# Start of PROVIDED INFORMATION

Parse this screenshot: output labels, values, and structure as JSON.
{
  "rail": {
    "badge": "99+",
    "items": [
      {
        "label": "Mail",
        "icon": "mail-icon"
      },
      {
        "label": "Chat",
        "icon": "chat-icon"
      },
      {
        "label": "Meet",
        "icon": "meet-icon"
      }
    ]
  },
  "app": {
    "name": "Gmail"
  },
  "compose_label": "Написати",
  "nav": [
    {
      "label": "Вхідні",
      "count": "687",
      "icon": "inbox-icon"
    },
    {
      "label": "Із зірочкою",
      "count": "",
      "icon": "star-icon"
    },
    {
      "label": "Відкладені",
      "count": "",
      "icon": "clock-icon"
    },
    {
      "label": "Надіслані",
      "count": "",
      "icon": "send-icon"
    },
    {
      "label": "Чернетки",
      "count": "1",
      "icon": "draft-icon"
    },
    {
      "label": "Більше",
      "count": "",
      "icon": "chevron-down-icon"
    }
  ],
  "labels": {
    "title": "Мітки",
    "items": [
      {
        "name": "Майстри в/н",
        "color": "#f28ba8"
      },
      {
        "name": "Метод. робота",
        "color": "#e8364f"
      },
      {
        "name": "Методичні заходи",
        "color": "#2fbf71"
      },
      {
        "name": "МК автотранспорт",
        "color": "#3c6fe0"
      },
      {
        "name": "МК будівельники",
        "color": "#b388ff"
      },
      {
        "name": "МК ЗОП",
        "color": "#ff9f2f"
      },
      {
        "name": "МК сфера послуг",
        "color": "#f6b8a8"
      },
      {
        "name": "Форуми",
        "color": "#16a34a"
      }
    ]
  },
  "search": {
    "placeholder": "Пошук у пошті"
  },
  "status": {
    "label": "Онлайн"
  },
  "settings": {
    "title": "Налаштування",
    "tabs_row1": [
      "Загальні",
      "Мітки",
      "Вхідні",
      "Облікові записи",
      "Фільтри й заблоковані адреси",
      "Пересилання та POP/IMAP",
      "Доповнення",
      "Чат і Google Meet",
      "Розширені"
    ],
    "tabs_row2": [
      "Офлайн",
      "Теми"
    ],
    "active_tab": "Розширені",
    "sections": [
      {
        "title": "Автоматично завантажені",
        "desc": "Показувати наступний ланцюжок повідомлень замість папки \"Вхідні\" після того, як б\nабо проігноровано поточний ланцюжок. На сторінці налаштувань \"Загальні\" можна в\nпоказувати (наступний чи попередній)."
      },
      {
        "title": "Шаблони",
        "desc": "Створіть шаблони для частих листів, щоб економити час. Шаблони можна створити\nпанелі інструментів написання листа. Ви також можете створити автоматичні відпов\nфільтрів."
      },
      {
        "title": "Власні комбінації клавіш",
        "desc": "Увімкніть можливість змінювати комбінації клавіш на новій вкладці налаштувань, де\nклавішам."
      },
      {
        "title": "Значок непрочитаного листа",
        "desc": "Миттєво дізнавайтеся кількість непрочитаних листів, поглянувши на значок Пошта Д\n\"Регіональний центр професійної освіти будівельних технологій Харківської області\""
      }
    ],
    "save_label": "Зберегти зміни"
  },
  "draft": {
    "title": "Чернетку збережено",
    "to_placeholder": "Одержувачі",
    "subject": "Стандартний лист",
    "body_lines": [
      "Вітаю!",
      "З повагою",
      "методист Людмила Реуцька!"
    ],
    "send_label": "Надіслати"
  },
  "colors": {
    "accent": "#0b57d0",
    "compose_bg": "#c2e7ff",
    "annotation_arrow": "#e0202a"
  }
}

# End of PROVIDED INFORMATION

_TASK REQUIREMENTS:_
Gather up, from the records above, each line where the word "name" appears.

_EXERCISE ANSWER:_
    "name": "Gmail"
        "name": "Майстри в/н",
        "name": "Метод. робота",
        "name": "Методичні заходи",
        "name": "МК автотранспорт",
        "name": "МК будівельники",
        "name": "МК ЗОП",
        "name": "МК сфера послуг",
        "name": "Форуми",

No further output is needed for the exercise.